WHAT TO DO → Identify all lines in the data containing the string "Mode". Copy them out.

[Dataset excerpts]

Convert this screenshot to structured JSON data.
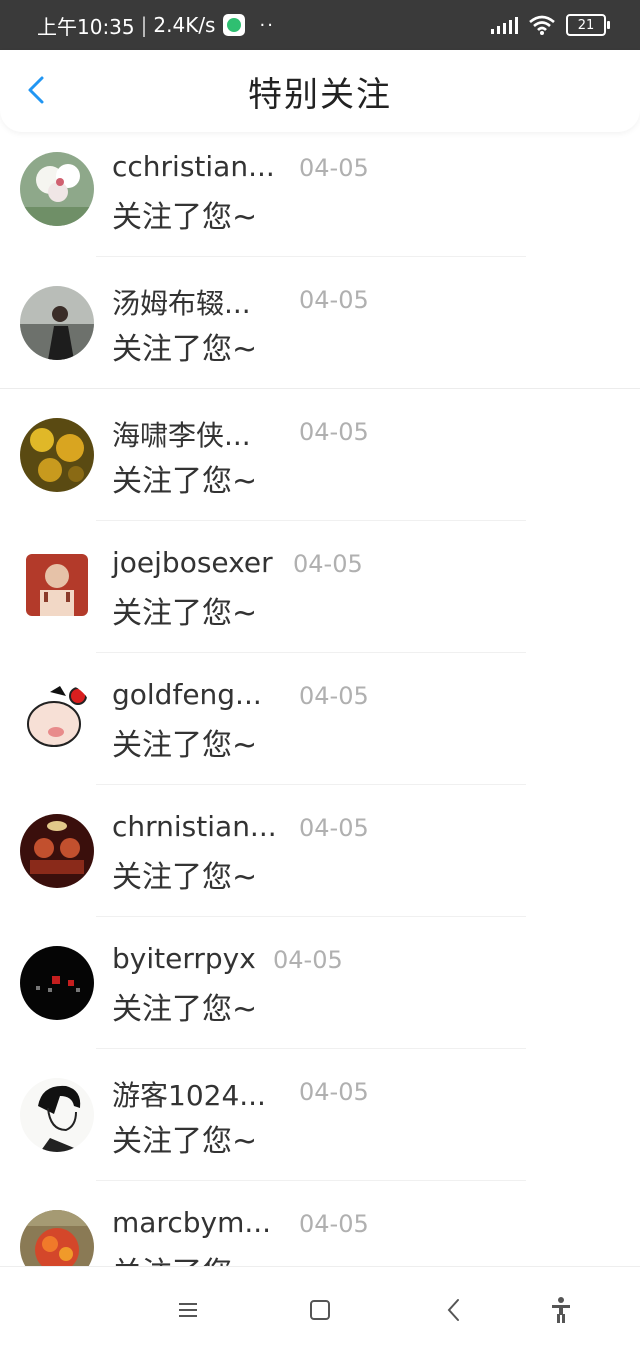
{
  "status_bar": {
    "time": "上午10:35",
    "speed": "2.4K/s",
    "dots": "··",
    "battery": "21"
  },
  "header": {
    "title": "特别关注"
  },
  "items": [
    {
      "name": "cchristian...",
      "date": "04-05",
      "message": "关注了您~"
    },
    {
      "name": "汤姆布辍...",
      "date": "04-05",
      "message": "关注了您~"
    },
    {
      "name": "海啸李侠...",
      "date": "04-05",
      "message": "关注了您~"
    },
    {
      "name": "joejbosexer",
      "date": "04-05",
      "message": "关注了您~"
    },
    {
      "name": "goldfeng...",
      "date": "04-05",
      "message": "关注了您~"
    },
    {
      "name": "chrnistian...",
      "date": "04-05",
      "message": "关注了您~"
    },
    {
      "name": "byiterrpyx",
      "date": "04-05",
      "message": "关注了您~"
    },
    {
      "name": "游客1024...",
      "date": "04-05",
      "message": "关注了您~"
    },
    {
      "name": "marcbym...",
      "date": "04-05",
      "message": "关注了您"
    }
  ],
  "icons": {
    "back": "chevron-left-icon",
    "menu": "menu-icon",
    "home": "square-icon",
    "nav_back": "chevron-left-icon",
    "accessibility": "accessibility-icon"
  },
  "colors": {
    "accent": "#2196f3",
    "status_bar": "#3a3a3a",
    "muted_text": "#b0b0b0",
    "text": "#333333"
  }
}
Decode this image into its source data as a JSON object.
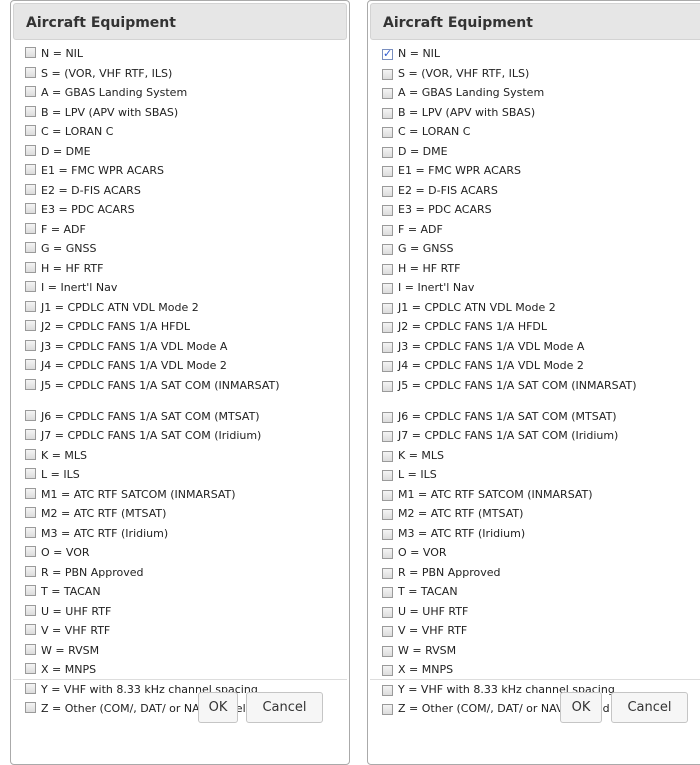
{
  "dialogs": [
    {
      "title": "Aircraft Equipment",
      "ok_label": "OK",
      "cancel_label": "Cancel",
      "checked": []
    },
    {
      "title": "Aircraft Equipment",
      "ok_label": "OK",
      "cancel_label": "Cancel",
      "checked": [
        "N = NIL"
      ]
    }
  ],
  "equipment_items": [
    "N = NIL",
    "S = (VOR, VHF RTF, ILS)",
    "A = GBAS Landing System",
    "B = LPV (APV with SBAS)",
    "C = LORAN C",
    "D = DME",
    "E1 = FMC WPR ACARS",
    "E2 = D-FIS ACARS",
    "E3 = PDC ACARS",
    "F = ADF",
    "G = GNSS",
    "H = HF RTF",
    "I = Inert'l Nav",
    "J1 = CPDLC ATN VDL Mode 2",
    "J2 = CPDLC FANS 1/A HFDL",
    "J3 = CPDLC FANS 1/A VDL Mode A",
    "J4 = CPDLC FANS 1/A VDL Mode 2",
    "J5 = CPDLC FANS 1/A SAT COM (INMARSAT)",
    "J6 = CPDLC FANS 1/A SAT COM (MTSAT)",
    "J7 = CPDLC FANS 1/A SAT COM (Iridium)",
    "K = MLS",
    "L = ILS",
    "M1 = ATC RTF SATCOM (INMARSAT)",
    "M2 = ATC RTF (MTSAT)",
    "M3 = ATC RTF (Iridium)",
    "O = VOR",
    "R = PBN Approved",
    "T = TACAN",
    "U = UHF RTF",
    "V = VHF RTF",
    "W = RVSM",
    "X = MNPS",
    "Y = VHF with 8.33 kHz channel spacing",
    "Z = Other (COM/, DAT/ or NAV/ in Field 18)"
  ]
}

RESPONSE FOR THIS EXERCISE →
    "J1 = CPDLC ATN VDL Mode 2",
    "J3 = CPDLC FANS 1/A VDL Mode A",
    "J4 = CPDLC FANS 1/A VDL Mode 2",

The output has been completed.